WRITTEN INSTRUCTION —
Search the material below for the string "rating" and extract each line that has it.
++++
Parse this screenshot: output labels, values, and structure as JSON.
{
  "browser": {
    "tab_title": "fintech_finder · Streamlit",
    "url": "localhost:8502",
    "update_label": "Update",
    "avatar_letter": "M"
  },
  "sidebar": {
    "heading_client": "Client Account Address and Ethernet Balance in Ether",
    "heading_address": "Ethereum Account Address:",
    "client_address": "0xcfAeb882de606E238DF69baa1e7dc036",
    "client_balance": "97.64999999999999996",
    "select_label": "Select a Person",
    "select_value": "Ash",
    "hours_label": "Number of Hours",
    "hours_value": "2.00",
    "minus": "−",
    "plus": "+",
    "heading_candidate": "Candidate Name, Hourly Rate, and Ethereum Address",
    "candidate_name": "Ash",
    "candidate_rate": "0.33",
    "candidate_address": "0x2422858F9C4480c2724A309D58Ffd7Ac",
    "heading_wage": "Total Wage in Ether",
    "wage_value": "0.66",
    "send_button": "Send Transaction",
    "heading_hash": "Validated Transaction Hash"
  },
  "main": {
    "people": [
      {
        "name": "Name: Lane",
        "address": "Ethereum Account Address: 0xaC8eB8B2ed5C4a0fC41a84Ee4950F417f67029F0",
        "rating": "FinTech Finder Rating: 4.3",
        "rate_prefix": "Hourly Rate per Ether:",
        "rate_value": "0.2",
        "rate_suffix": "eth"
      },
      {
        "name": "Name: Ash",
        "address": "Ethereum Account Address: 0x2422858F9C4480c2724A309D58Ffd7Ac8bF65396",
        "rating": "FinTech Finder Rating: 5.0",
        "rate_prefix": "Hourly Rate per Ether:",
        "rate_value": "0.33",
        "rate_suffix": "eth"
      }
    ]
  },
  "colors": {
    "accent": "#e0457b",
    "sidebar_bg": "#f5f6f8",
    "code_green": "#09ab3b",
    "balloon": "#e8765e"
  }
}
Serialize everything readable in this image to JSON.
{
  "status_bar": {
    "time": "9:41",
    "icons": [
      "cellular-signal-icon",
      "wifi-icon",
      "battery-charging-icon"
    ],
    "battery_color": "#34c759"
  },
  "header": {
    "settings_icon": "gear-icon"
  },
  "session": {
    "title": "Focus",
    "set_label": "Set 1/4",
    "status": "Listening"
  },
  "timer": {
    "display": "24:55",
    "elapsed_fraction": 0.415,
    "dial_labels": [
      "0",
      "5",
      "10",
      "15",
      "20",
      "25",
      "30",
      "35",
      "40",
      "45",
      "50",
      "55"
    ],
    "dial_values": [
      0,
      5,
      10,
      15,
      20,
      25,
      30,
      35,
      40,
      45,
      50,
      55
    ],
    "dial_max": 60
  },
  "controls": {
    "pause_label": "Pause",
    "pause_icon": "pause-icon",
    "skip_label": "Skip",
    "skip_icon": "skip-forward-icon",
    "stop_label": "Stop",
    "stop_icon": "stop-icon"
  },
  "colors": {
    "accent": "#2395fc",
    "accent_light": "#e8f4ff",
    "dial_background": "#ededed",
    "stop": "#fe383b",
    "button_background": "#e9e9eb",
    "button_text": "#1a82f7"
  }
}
++++
CORRECT RESULT —
        "rating": "FinTech Finder Rating: 4.3",
        "rating": "FinTech Finder Rating: 5.0",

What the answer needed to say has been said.